__SHORT TASK 1__
Could you copy out the conversation transcript below in full, word for word?
━━━━
Speaker B [00:12:11]: It’s on my list. It keeps getting down further and further.
Speaker A [00:12:14]: So those were a couple examples. I had a third one that’s completely escaped me right now of just examples where people are like, do you have any grapes? Do you have any grapes? Do you have any grapes? Do you have any grapes?
Speaker C [00:12:25]: This is the way things are now. I get emails all the time. The same thing, your SEO, your SEO this and that. And they send an email, then they send another email, then they send another email, then they say, I mean, it keeps going. Usually back in the day, if I could recall, you send an email. If someone doesn’t reply, maybe you send another one. And if they don’t reply to that one, then you give up. But these people just keep hammering on. And I think a lot of times it’s not even a person, it’s just a bot.
Speaker B [00:12:51]: It’s a bot.
Speaker C [00:12:51]: It’s a bot that’s doing it.
Speaker B [00:12:53]: And it’s a templated thing that is scheduled.
Speaker C [00:12:56]: Yeah, that’s scheduled. And says, oh, keep going. So I don’t know which ones are which, but.
Speaker A [00:13:01]: And what impact does that have? So think about that. Right? When we think about empathy and we think about empathy is typically the response that we give to genuine interactions of wanting to make sure that the person on the other end of a communication is still whole at the end of that conversation. And when you are someone who wants to try and find a balance between making sure that person still feels whole, even the guy who’s calling my phone multiple times and emailing me multiple times, I want him to still feel whole at the end, even though I have been impacted, you know? And then if he continued to contact me after that point, I would be like, now I no longer care that you are whole. Now I will lash you verbally or I will block you, or I will say, right, because I’ve given you more than enough. But what does it do to empathy when you now have engagements that are incessant? They are approaching you in your private spaces, they are not caring about your own boundaries and what you have said or wanted in this interaction. In some cases, they’re not even human. They’re bots. Right. And so you have these bots that you don’t need to interact with empathically. But sometimes it’s hard to determine what is a bot versus what is a real person. Do you think any of this is related to empathy fatigue or to the fact that people now are much more short, they feel more guarded, they’re more protective, they feel like they can’t trust situations as much. And, like, how is that impacting people’s ability to be empathic?
━━━━
__SHORT TASK 2__
Can you render the rows below as a Markdown table with the columns "Index" and "Content", leaving out blank lines and covering only the rows starting at the first one and ending at the row containing "author-citation: G. S.", both included?
━━━━
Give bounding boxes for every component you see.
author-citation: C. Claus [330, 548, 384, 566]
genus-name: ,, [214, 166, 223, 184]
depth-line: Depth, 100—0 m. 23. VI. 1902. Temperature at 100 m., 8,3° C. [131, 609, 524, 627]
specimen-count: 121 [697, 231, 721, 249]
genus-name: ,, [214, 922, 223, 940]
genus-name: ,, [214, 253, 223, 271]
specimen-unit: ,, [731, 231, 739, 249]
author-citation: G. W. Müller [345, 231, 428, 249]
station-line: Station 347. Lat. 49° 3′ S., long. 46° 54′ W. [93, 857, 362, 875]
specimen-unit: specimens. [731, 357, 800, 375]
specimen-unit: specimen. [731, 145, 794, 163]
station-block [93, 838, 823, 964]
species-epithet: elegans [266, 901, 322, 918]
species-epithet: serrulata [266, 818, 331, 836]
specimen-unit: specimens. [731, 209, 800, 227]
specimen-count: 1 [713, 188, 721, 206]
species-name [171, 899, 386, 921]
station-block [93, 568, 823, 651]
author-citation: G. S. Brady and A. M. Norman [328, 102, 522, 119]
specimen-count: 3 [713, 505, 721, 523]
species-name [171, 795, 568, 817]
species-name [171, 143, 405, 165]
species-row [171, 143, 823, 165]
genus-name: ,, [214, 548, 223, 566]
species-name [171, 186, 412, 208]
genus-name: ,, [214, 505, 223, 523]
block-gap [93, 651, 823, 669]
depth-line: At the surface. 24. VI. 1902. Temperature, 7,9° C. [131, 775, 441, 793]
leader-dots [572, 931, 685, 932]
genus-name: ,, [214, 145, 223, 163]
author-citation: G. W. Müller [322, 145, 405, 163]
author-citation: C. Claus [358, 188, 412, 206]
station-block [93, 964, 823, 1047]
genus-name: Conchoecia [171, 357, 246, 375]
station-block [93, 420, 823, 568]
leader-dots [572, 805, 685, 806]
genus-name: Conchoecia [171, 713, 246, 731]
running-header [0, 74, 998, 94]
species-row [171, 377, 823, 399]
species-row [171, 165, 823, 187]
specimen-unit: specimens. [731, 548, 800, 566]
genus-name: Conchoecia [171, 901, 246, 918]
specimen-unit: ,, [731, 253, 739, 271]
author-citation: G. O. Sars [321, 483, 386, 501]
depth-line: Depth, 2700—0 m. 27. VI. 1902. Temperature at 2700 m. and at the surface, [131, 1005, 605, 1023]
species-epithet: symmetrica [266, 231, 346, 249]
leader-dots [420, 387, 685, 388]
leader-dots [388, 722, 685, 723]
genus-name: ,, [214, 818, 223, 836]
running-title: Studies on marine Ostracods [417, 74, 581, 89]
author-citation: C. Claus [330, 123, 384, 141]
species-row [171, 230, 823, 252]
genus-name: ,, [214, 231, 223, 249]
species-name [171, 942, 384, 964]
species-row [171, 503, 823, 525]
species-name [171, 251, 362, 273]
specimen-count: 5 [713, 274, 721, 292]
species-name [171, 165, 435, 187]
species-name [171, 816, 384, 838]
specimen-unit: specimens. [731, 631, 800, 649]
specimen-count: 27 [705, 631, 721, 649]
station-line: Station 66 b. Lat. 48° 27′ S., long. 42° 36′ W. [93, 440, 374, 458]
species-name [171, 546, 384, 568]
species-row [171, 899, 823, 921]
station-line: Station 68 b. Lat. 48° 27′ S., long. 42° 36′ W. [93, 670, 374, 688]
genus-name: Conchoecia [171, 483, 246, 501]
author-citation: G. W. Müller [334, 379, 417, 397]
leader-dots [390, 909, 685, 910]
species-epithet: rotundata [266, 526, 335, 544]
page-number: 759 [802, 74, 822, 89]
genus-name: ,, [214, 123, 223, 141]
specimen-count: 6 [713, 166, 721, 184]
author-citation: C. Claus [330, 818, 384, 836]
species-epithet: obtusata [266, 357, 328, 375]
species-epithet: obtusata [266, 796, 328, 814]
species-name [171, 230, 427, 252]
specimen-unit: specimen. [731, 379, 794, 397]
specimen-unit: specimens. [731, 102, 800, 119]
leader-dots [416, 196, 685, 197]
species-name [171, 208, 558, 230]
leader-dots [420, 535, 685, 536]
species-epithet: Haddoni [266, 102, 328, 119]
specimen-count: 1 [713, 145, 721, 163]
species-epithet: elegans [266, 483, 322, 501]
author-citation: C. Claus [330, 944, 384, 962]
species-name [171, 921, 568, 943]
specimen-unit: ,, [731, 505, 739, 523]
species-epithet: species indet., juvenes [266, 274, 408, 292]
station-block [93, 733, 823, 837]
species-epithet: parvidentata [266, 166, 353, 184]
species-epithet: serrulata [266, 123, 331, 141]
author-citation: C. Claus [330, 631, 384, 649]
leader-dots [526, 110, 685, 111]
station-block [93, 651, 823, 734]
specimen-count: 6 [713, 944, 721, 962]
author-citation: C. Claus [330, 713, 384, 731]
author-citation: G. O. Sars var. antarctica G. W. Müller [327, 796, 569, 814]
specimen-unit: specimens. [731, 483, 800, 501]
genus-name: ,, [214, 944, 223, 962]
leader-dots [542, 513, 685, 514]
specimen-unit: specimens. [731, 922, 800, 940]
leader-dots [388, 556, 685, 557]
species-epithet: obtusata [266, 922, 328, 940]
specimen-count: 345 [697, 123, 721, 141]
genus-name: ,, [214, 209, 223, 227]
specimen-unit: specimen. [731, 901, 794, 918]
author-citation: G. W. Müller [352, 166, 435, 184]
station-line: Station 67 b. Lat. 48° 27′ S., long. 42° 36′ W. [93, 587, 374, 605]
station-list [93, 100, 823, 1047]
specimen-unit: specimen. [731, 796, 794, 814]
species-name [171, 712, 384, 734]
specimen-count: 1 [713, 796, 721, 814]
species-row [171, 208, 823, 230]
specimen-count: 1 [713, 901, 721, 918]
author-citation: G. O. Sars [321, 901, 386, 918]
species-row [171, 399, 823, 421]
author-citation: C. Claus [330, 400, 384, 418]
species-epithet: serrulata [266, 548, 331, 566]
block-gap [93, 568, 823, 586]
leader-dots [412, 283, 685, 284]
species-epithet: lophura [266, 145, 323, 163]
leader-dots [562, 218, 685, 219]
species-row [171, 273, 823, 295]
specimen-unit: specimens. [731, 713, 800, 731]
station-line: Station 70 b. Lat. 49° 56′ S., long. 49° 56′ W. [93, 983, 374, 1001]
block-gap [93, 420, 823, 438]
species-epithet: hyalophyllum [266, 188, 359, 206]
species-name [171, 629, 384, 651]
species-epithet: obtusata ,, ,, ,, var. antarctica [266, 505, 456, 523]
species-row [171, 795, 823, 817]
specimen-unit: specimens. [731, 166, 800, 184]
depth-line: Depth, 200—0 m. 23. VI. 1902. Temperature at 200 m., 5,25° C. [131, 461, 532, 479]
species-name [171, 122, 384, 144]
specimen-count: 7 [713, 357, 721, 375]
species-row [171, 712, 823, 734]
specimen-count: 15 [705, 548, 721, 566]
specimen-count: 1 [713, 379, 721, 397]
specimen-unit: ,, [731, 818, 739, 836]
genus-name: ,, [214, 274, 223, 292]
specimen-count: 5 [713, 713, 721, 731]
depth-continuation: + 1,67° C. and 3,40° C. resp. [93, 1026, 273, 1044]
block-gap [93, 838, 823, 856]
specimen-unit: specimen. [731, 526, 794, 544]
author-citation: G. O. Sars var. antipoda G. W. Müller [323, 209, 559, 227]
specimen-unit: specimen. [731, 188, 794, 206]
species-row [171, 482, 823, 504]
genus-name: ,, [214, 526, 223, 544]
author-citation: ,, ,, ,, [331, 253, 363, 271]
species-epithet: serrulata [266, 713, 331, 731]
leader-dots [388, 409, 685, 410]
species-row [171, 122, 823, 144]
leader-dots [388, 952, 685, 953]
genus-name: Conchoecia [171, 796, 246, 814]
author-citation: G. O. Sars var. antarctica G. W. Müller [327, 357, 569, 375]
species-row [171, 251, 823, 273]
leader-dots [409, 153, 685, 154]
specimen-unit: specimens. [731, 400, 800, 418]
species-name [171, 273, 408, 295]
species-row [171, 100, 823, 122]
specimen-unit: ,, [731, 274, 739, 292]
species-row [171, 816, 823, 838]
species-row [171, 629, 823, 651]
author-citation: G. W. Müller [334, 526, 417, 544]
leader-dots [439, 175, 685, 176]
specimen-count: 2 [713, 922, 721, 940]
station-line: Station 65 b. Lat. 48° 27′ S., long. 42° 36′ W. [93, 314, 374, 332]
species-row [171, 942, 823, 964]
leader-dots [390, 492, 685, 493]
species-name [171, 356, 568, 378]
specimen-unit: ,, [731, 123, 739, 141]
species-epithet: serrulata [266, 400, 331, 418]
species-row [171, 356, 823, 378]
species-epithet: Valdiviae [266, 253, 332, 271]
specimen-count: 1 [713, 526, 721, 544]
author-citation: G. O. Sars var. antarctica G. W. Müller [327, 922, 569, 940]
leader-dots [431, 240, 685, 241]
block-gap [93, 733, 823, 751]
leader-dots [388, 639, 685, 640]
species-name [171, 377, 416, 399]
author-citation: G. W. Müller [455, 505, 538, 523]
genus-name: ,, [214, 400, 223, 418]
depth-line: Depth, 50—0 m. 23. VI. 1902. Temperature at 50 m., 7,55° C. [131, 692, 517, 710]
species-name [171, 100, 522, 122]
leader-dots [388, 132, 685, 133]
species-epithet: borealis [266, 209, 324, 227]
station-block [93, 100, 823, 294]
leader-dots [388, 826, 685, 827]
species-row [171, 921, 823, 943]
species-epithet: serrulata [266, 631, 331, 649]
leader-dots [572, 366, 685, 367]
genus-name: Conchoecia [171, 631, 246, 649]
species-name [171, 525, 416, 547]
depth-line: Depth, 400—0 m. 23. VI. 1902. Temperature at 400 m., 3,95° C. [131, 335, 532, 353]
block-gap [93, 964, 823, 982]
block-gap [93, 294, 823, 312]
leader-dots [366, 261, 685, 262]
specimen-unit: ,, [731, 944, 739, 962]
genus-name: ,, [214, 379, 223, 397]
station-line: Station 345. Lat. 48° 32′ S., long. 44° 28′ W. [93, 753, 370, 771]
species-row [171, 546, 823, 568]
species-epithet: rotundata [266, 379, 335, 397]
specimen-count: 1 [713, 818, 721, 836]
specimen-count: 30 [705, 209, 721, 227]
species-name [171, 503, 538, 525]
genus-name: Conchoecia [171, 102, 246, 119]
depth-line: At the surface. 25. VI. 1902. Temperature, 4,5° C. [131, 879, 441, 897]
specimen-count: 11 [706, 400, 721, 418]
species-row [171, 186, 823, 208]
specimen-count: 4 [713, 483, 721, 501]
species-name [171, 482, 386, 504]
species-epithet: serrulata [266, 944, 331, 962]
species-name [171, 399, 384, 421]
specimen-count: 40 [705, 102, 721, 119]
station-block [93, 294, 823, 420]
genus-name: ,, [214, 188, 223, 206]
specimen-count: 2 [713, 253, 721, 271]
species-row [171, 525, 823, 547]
━━━━
__WRITTEN RESPONSE 1__
Speaker B [00:12:11]: It’s on my list. It keeps getting down further and further.
Speaker A [00:12:14]: So those were a couple examples. I had a third one that’s completely escaped me right now of just examples where people are like, do you have any grapes? Do you have any grapes? Do you have any grapes? Do you have any grapes?
Speaker C [00:12:25]: This is the way things are now. I get emails all the time. The same thing, your SEO, your SEO this and that. And they send an email, then they send another email, then they send another email, then they say, I mean, it keeps going. Usually back in the day, if I could recall, you send an email. If someone doesn’t reply, maybe you send another one. And if they don’t reply to that one, then you give up. But these people just keep hammering on. And I think a lot of times it’s not even a person, it’s just a bot.
Speaker B [00:12:51]: It’s a bot.
Speaker C [00:12:51]: It’s a bot that’s doing it.
Speaker B [00:12:53]: And it’s a templated thing that is scheduled.
Speaker C [00:12:56]: Yeah, that’s scheduled. And says, oh, keep going. So I don’t know which ones are which, but.
Speaker A [00:13:01]: And what impact does that have? So think about that. Right? When we think about empathy and we think about empathy is typically the response that we give to genuine interactions of wanting to make sure that the person on the other end of a communication is still whole at the end of that conversation. And when you are someone who wants to try and find a balance between making sure that person still feels whole, even the guy who’s calling my phone multiple times and emailing me multiple times, I want him to still feel whole at the end, even though I have been impacted, you know? And then if he continued to contact me after that point, I would be like, now I no longer care that you are whole. Now I will lash you verbally or I will block you, or I will say, right, because I’ve given you more than enough. But what does it do to empathy when you now have engagements that are incessant? They are approaching you in your private spaces, they are not caring about your own boundaries and what you have said or wanted in this interaction. In some cases, they’re not even human. They’re bots. Right. And so you have these bots that you don’t need to interact with empathically. But sometimes it’s hard to determine what is a bot versus what is a real person. Do you think any of this is related to empathy fatigue or to the fact that people now are much more short, they feel more guarded, they’re more protective, they feel like they can’t trust situations as much. And, like, how is that impacting people’s ability to be empathic?

__WRITTEN RESPONSE 2__
| Index | Content |
|---|---|
| 1 | Give bounding boxes for every component you see. |
| 2 | author-citation: C. Claus [330, 548, 384, 566] |
| 3 | genus-name: ,, [214, 166, 223, 184] |
| 4 | depth-line: Depth, 100—0 m. 23. VI. 1902. Temperature at 100 m., 8,3° C. [131, 609, 524, 627] |
| 5 | specimen-count: 121 [697, 231, 721, 249] |
| 6 | genus-name: ,, [214, 922, 223, 940] |
| 7 | genus-name: ,, [214, 253, 223, 271] |
| 8 | specimen-unit: ,, [731, 231, 739, 249] |
| 9 | author-citation: G. W. Müller [345, 231, 428, 249] |
| 10 | station-line: Station 347. Lat. 49° 3′ S., long. 46° 54′ W. [93, 857, 362, 875] |
| 11 | specimen-unit: specimens. [731, 357, 800, 375] |
| 12 | specimen-unit: specimen. [731, 145, 794, 163] |
| 13 | station-block [93, 838, 823, 964] |
| 14 | species-epithet: elegans [266, 901, 322, 918] |
| 15 | species-epithet: serrulata [266, 818, 331, 836] |
| 16 | specimen-unit: specimens. [731, 209, 800, 227] |
| 17 | specimen-count: 1 [713, 188, 721, 206] |
| 18 | species-name [171, 899, 386, 921] |
| 19 | station-block [93, 568, 823, 651] |
| 20 | author-citation: G. S. Brady and A. M. Norman [328, 102, 522, 119] |